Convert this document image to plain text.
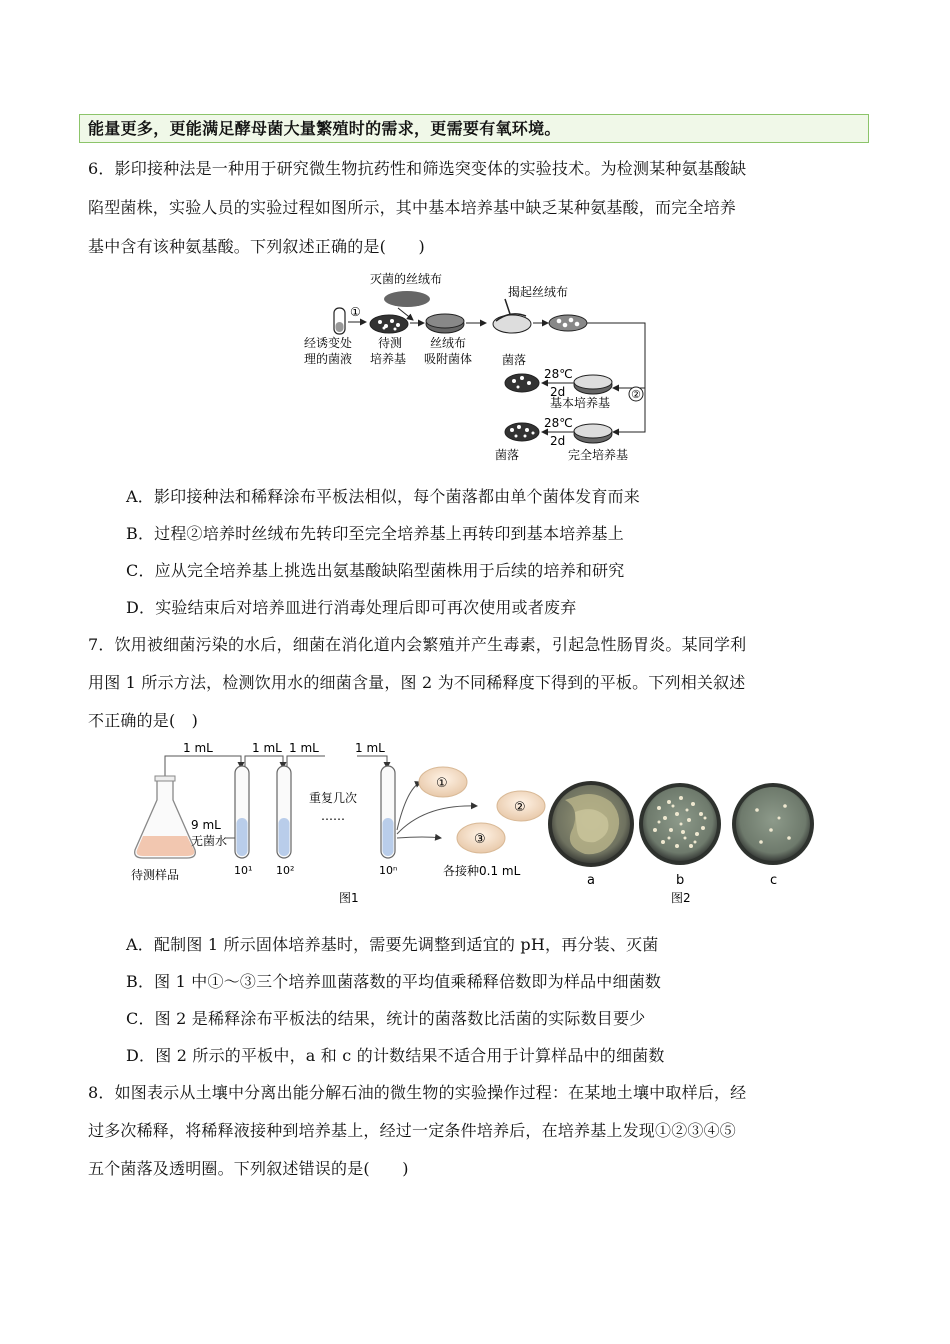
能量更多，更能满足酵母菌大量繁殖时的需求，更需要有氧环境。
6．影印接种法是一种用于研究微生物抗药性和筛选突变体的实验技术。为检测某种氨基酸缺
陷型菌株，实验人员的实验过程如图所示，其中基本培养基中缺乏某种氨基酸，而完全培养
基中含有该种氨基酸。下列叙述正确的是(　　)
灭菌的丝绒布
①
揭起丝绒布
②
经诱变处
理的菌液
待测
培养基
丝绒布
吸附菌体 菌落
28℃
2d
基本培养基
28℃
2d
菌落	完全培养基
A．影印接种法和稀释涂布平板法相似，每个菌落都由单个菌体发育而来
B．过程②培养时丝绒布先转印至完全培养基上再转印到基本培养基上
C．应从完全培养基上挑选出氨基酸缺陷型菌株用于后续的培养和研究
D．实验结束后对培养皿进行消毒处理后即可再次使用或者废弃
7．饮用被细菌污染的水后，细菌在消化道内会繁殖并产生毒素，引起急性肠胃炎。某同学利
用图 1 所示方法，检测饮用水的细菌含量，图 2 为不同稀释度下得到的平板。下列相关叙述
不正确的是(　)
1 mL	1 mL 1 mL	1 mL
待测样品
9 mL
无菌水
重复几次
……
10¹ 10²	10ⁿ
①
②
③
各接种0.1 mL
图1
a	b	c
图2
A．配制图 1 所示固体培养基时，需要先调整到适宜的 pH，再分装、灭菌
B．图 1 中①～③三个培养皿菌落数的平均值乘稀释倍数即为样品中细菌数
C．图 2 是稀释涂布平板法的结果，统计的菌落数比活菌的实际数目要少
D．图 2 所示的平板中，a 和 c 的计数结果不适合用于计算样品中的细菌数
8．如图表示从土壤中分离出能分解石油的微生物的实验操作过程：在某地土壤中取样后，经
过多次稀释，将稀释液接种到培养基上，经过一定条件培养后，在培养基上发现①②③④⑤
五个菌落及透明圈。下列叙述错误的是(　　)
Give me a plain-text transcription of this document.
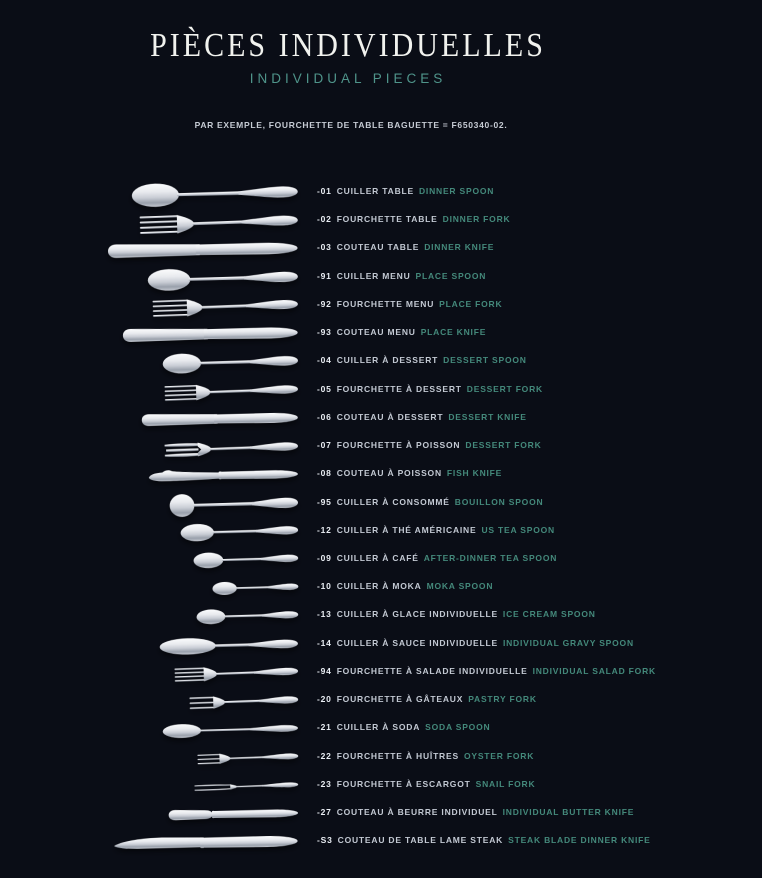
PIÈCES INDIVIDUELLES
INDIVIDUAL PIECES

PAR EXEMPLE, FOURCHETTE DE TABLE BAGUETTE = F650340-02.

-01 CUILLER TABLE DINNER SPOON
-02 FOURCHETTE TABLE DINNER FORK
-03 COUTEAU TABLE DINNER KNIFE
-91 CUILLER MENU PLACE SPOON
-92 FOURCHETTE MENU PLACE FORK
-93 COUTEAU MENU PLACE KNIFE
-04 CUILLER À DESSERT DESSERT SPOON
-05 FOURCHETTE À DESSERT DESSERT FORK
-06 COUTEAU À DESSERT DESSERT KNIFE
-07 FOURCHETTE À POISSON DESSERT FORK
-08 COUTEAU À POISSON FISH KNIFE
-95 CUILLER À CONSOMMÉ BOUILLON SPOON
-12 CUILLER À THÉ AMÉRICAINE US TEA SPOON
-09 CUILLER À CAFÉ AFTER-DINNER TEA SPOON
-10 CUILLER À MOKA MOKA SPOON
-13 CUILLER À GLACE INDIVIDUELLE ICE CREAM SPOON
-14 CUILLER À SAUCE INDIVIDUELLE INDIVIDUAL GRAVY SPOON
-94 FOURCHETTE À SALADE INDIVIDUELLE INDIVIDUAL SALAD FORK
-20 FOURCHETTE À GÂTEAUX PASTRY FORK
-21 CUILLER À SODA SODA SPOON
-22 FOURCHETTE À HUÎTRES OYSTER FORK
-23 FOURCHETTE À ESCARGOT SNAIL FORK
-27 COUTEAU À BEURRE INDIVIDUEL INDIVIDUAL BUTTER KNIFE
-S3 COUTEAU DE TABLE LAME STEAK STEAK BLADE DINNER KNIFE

## EXERCISE PROMPT
Report all lines of the data above that include the string "DINNER".

## FULL SOLUTION
-01 CUILLER TABLE DINNER SPOON
-02 FOURCHETTE TABLE DINNER FORK
-03 COUTEAU TABLE DINNER KNIFE
-09 CUILLER À CAFÉ AFTER-DINNER TEA SPOON
-S3 COUTEAU DE TABLE LAME STEAK STEAK BLADE DINNER KNIFE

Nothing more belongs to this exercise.